Work order> Return all the data exactly, keeping the pictures out.
++++++++
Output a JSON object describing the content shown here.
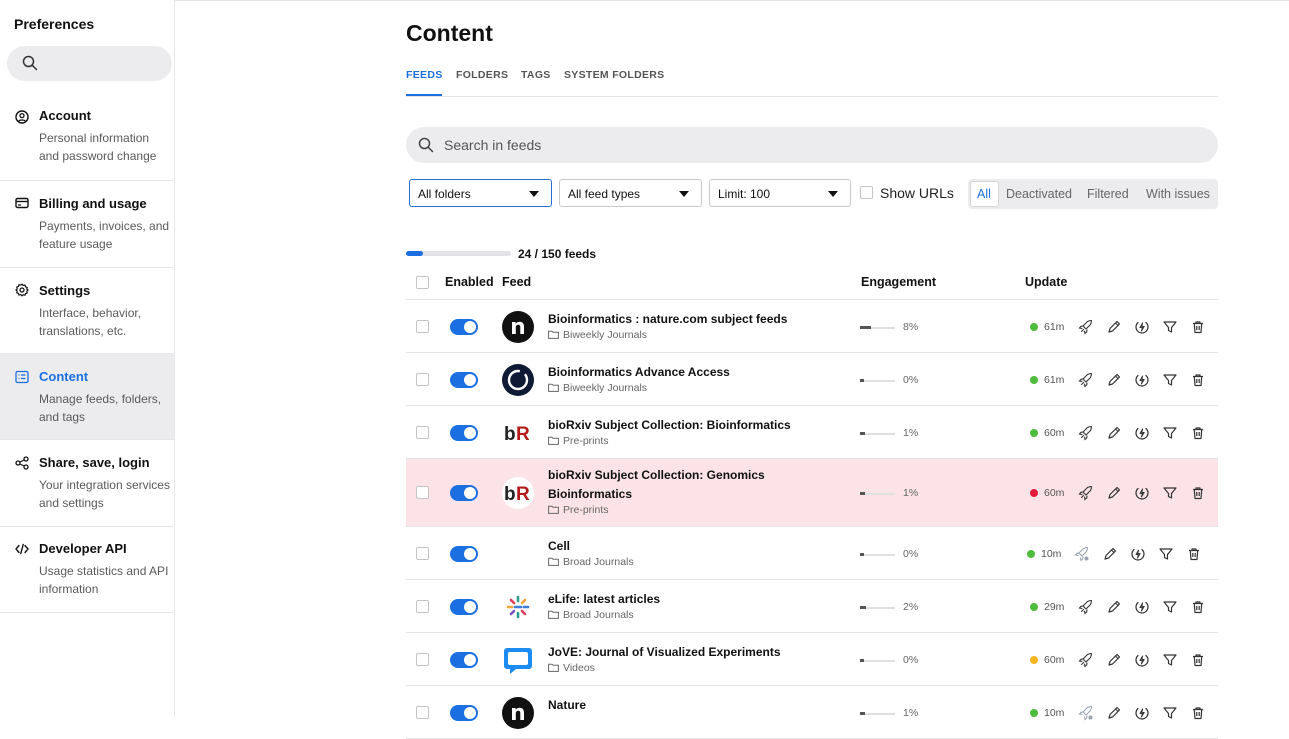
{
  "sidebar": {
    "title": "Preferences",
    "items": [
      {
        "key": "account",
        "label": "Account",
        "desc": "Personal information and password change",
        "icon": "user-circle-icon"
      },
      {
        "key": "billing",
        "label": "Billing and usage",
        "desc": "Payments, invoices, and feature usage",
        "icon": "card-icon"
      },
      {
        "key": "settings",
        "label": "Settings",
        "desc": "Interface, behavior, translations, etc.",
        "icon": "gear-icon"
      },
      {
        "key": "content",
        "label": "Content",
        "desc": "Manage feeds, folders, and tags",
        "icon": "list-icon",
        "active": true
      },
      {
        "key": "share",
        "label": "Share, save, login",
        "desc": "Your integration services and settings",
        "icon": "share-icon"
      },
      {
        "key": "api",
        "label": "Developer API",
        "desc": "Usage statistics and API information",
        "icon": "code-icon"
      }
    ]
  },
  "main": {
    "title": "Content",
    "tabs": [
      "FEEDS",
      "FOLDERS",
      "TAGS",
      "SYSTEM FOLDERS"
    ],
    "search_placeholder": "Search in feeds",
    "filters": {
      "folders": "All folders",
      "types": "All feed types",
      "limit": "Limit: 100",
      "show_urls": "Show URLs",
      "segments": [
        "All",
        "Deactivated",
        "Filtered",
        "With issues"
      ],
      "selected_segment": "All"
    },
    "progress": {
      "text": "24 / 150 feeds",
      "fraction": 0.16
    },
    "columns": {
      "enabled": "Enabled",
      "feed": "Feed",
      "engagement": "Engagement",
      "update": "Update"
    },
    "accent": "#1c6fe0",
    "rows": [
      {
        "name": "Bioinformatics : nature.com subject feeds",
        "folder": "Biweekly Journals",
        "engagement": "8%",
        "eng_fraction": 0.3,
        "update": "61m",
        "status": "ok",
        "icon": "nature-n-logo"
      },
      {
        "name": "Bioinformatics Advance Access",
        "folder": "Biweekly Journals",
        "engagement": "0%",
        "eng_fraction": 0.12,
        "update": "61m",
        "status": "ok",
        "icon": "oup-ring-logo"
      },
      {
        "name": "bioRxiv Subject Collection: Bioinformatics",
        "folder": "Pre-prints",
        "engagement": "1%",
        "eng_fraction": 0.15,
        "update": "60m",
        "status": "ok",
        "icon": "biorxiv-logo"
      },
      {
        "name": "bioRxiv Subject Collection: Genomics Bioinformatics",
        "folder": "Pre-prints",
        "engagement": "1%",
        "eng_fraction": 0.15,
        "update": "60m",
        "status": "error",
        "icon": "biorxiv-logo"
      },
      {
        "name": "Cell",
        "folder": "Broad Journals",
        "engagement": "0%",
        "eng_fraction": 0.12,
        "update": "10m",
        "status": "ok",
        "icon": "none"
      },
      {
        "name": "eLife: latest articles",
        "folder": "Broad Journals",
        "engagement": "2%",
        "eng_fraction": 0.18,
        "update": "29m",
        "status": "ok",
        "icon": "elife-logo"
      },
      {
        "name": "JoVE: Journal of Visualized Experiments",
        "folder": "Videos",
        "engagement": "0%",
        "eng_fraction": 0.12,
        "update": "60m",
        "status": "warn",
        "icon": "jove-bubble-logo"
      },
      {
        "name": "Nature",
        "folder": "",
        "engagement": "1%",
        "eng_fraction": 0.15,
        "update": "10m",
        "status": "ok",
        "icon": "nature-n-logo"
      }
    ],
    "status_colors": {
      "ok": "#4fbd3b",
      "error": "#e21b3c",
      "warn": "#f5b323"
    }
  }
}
++++++++
Result>
Output a JSON object describing the content shown here.
{
  "sidebar": {
    "title": "Preferences",
    "items": [
      {
        "key": "account",
        "label": "Account",
        "desc": "Personal information and password change",
        "icon": "user-circle-icon"
      },
      {
        "key": "billing",
        "label": "Billing and usage",
        "desc": "Payments, invoices, and feature usage",
        "icon": "card-icon"
      },
      {
        "key": "settings",
        "label": "Settings",
        "desc": "Interface, behavior, translations, etc.",
        "icon": "gear-icon"
      },
      {
        "key": "content",
        "label": "Content",
        "desc": "Manage feeds, folders, and tags",
        "icon": "list-icon",
        "active": true
      },
      {
        "key": "share",
        "label": "Share, save, login",
        "desc": "Your integration services and settings",
        "icon": "share-icon"
      },
      {
        "key": "api",
        "label": "Developer API",
        "desc": "Usage statistics and API information",
        "icon": "code-icon"
      }
    ]
  },
  "main": {
    "title": "Content",
    "tabs": [
      "FEEDS",
      "FOLDERS",
      "TAGS",
      "SYSTEM FOLDERS"
    ],
    "search_placeholder": "Search in feeds",
    "filters": {
      "folders": "All folders",
      "types": "All feed types",
      "limit": "Limit: 100",
      "show_urls": "Show URLs",
      "segments": [
        "All",
        "Deactivated",
        "Filtered",
        "With issues"
      ],
      "selected_segment": "All"
    },
    "progress": {
      "text": "24 / 150 feeds",
      "fraction": 0.16
    },
    "columns": {
      "enabled": "Enabled",
      "feed": "Feed",
      "engagement": "Engagement",
      "update": "Update"
    },
    "accent": "#1c6fe0",
    "rows": [
      {
        "name": "Bioinformatics : nature.com subject feeds",
        "folder": "Biweekly Journals",
        "engagement": "8%",
        "eng_fraction": 0.3,
        "update": "61m",
        "status": "ok",
        "icon": "nature-n-logo"
      },
      {
        "name": "Bioinformatics Advance Access",
        "folder": "Biweekly Journals",
        "engagement": "0%",
        "eng_fraction": 0.12,
        "update": "61m",
        "status": "ok",
        "icon": "oup-ring-logo"
      },
      {
        "name": "bioRxiv Subject Collection: Bioinformatics",
        "folder": "Pre-prints",
        "engagement": "1%",
        "eng_fraction": 0.15,
        "update": "60m",
        "status": "ok",
        "icon": "biorxiv-logo"
      },
      {
        "name": "bioRxiv Subject Collection: Genomics Bioinformatics",
        "folder": "Pre-prints",
        "engagement": "1%",
        "eng_fraction": 0.15,
        "update": "60m",
        "status": "error",
        "icon": "biorxiv-logo"
      },
      {
        "name": "Cell",
        "folder": "Broad Journals",
        "engagement": "0%",
        "eng_fraction": 0.12,
        "update": "10m",
        "status": "ok",
        "icon": "none"
      },
      {
        "name": "eLife: latest articles",
        "folder": "Broad Journals",
        "engagement": "2%",
        "eng_fraction": 0.18,
        "update": "29m",
        "status": "ok",
        "icon": "elife-logo"
      },
      {
        "name": "JoVE: Journal of Visualized Experiments",
        "folder": "Videos",
        "engagement": "0%",
        "eng_fraction": 0.12,
        "update": "60m",
        "status": "warn",
        "icon": "jove-bubble-logo"
      },
      {
        "name": "Nature",
        "folder": "",
        "engagement": "1%",
        "eng_fraction": 0.15,
        "update": "10m",
        "status": "ok",
        "icon": "nature-n-logo"
      }
    ],
    "status_colors": {
      "ok": "#4fbd3b",
      "error": "#e21b3c",
      "warn": "#f5b323"
    }
  }
}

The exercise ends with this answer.